Start of Dataset entries
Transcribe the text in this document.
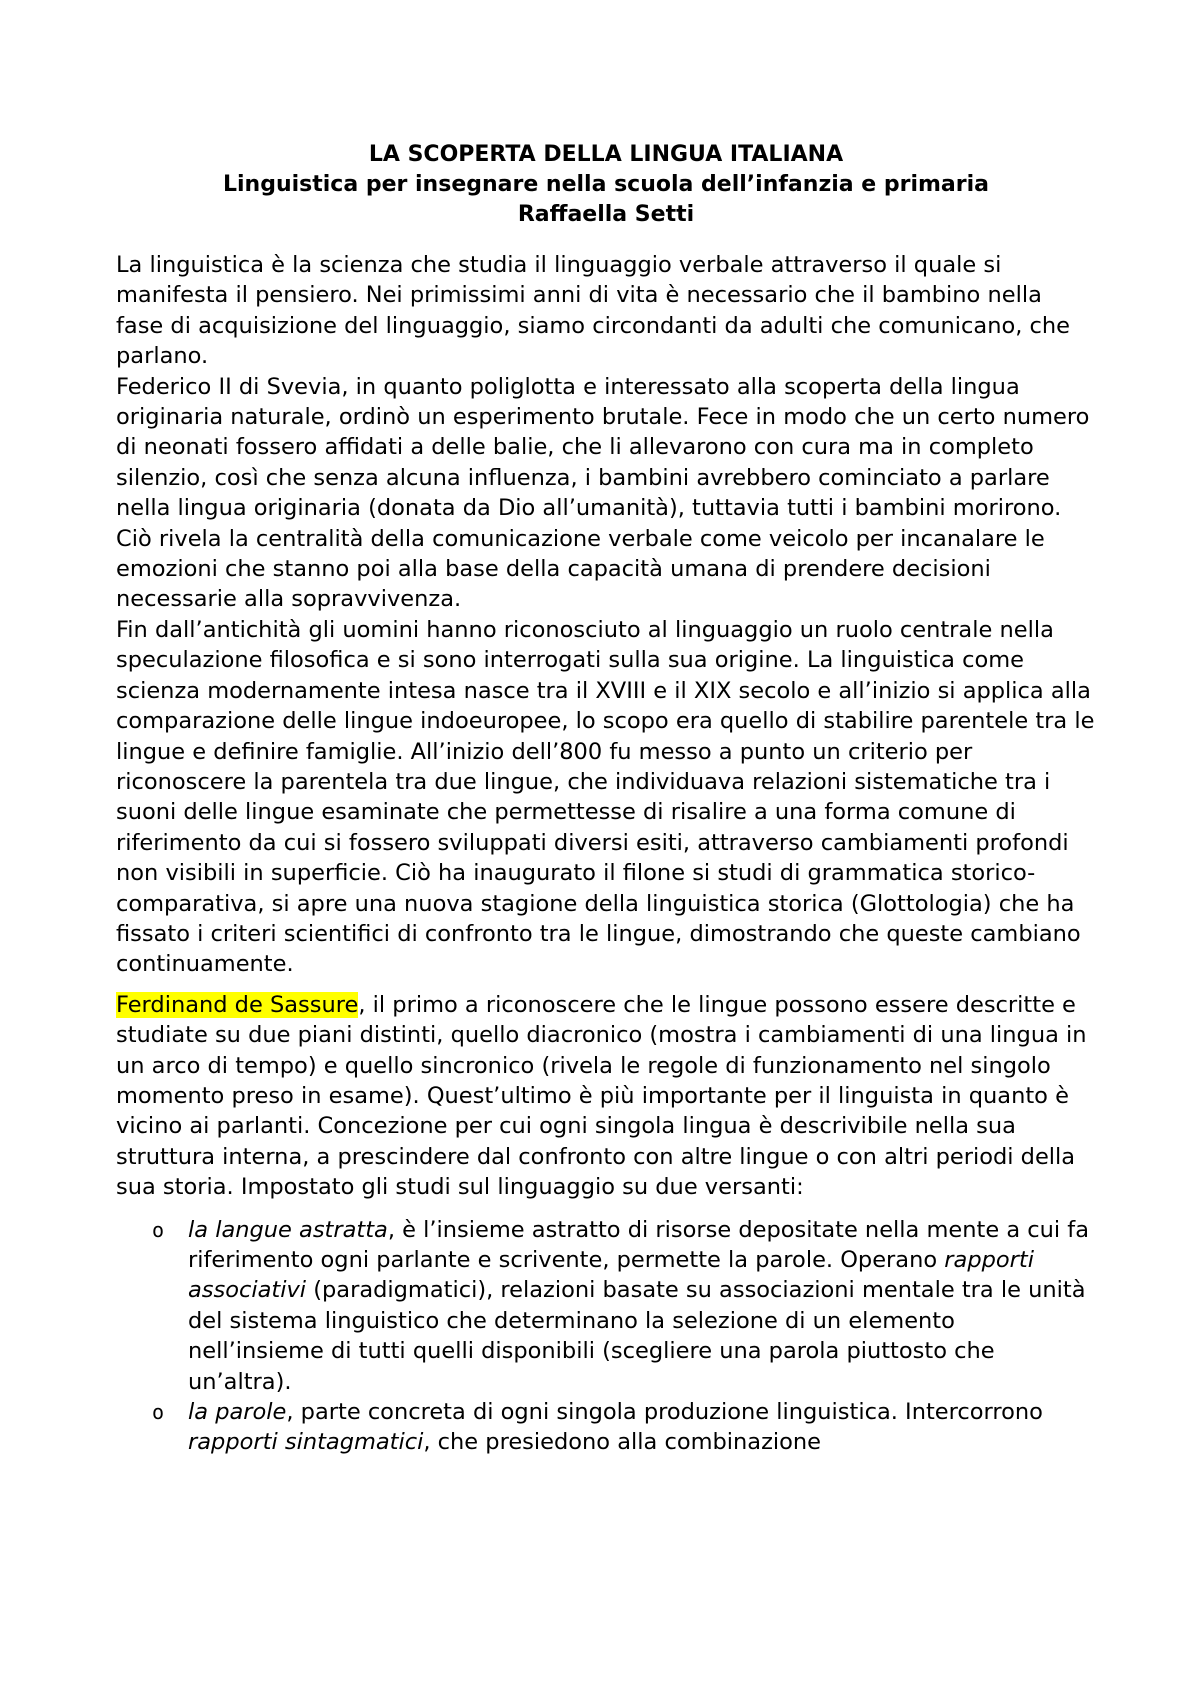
LA SCOPERTA DELLA LINGUA ITALIANA
Linguistica per insegnare nella scuola dell’infanzia e primaria
Raffaella Setti

La linguistica è la scienza che studia il linguaggio verbale attraverso il quale si manifesta il pensiero. Nei primissimi anni di vita è necessario che il bambino nella fase di acquisizione del linguaggio, siamo circondanti da adulti che comunicano, che parlano.

Federico II di Svevia, in quanto poliglotta e interessato alla scoperta della lingua originaria naturale, ordinò un esperimento brutale. Fece in modo che un certo numero di neonati fossero affidati a delle balie, che li allevarono con cura ma in completo silenzio, così che senza alcuna influenza, i bambini avrebbero cominciato a parlare nella lingua originaria (donata da Dio all’umanità), tuttavia tutti i bambini morirono. Ciò rivela la centralità della comunicazione verbale come veicolo per incanalare le emozioni che stanno poi alla base della capacità umana di prendere decisioni necessarie alla sopravvivenza.

Fin dall’antichità gli uomini hanno riconosciuto al linguaggio un ruolo centrale nella speculazione filosofica e si sono interrogati sulla sua origine. La linguistica come scienza modernamente intesa nasce tra il XVIII e il XIX secolo e all’inizio si applica alla comparazione delle lingue indoeuropee, lo scopo era quello di stabilire parentele tra le lingue e definire famiglie. All’inizio dell’800 fu messo a punto un criterio per riconoscere la parentela tra due lingue, che individuava relazioni sistematiche tra i suoni delle lingue esaminate che permettesse di risalire a una forma comune di riferimento da cui si fossero sviluppati diversi esiti, attraverso cambiamenti profondi non visibili in superficie. Ciò ha inaugurato il filone si studi di grammatica storico-comparativa, si apre una nuova stagione della linguistica storica (Glottologia) che ha fissato i criteri scientifici di confronto tra le lingue, dimostrando che queste cambiano continuamente.

Ferdinand de Sassure, il primo a riconoscere che le lingue possono essere descritte e studiate su due piani distinti, quello diacronico (mostra i cambiamenti di una lingua in un arco di tempo) e quello sincronico (rivela le regole di funzionamento nel singolo momento preso in esame). Quest’ultimo è più importante per il linguista in quanto è vicino ai parlanti. Concezione per cui ogni singola lingua è descrivibile nella sua struttura interna, a prescindere dal confronto con altre lingue o con altri periodi della sua storia. Impostato gli studi sul linguaggio su due versanti:

o la langue astratta, è l’insieme astratto di risorse depositate nella mente a cui fa riferimento ogni parlante e scrivente, permette la parole. Operano rapporti associativi (paradigmatici), relazioni basate su associazioni mentale tra le unità del sistema linguistico che determinano la selezione di un elemento nell’insieme di tutti quelli disponibili (scegliere una parola piuttosto che un’altra).
o la parole, parte concreta di ogni singola produzione linguistica. Intercorrono rapporti sintagmatici, che presiedono alla combinazione
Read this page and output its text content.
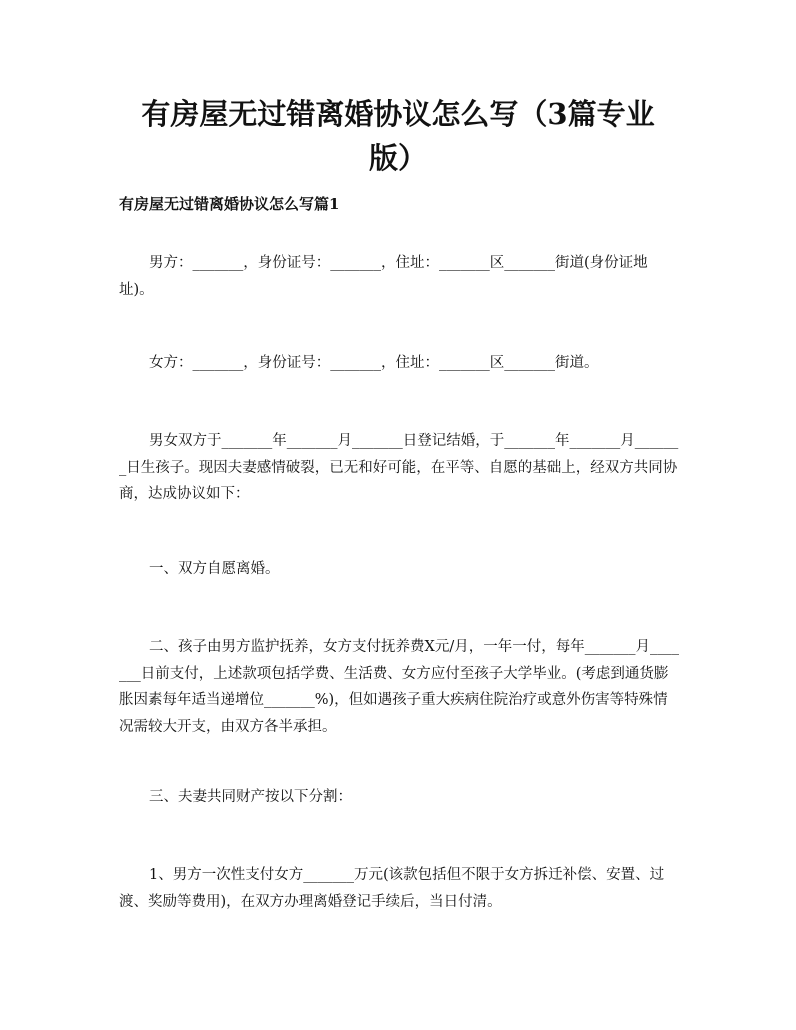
有房屋无过错离婚协议怎么写（3篇专业版）

有房屋无过错离婚协议怎么写篇1

男方：_______，身份证号：_______，住址：_______区_______街道(身份证地址)。

女方：_______，身份证号：_______，住址：_______区_______街道。

男女双方于_______年_______月_______日登记结婚，于_______年_______月_______日生孩子。现因夫妻感情破裂，已无和好可能，在平等、自愿的基础上，经双方共同协商，达成协议如下：

一、双方自愿离婚。

二、孩子由男方监护抚养，女方支付抚养费X元/月，一年一付，每年_______月_______日前支付，上述款项包括学费、生活费、女方应付至孩子大学毕业。(考虑到通货膨胀因素每年适当递增位_______%)，但如遇孩子重大疾病住院治疗或意外伤害等特殊情况需较大开支，由双方各半承担。

三、夫妻共同财产按以下分割：

1、男方一次性支付女方_______万元(该款包括但不限于女方拆迁补偿、安置、过渡、奖励等费用)，在双方办理离婚登记手续后，当日付清。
End of Dataset entries
▶ **What needs to be done**
Please retype the entries above word for word, but only from the line containing "Read this page and output its text content." through the last line, and without the pictures.

▶ **Solution to this task**
Read this page and output its text content.
有房屋无过错离婚协议怎么写（3篇专业版）

有房屋无过错离婚协议怎么写篇1

男方：_______，身份证号：_______，住址：_______区_______街道(身份证地址)。

女方：_______，身份证号：_______，住址：_______区_______街道。

男女双方于_______年_______月_______日登记结婚，于_______年_______月_______日生孩子。现因夫妻感情破裂，已无和好可能，在平等、自愿的基础上，经双方共同协商，达成协议如下：

一、双方自愿离婚。

二、孩子由男方监护抚养，女方支付抚养费X元/月，一年一付，每年_______月_______日前支付，上述款项包括学费、生活费、女方应付至孩子大学毕业。(考虑到通货膨胀因素每年适当递增位_______%)，但如遇孩子重大疾病住院治疗或意外伤害等特殊情况需较大开支，由双方各半承担。

三、夫妻共同财产按以下分割：

1、男方一次性支付女方_______万元(该款包括但不限于女方拆迁补偿、安置、过渡、奖励等费用)，在双方办理离婚登记手续后，当日付清。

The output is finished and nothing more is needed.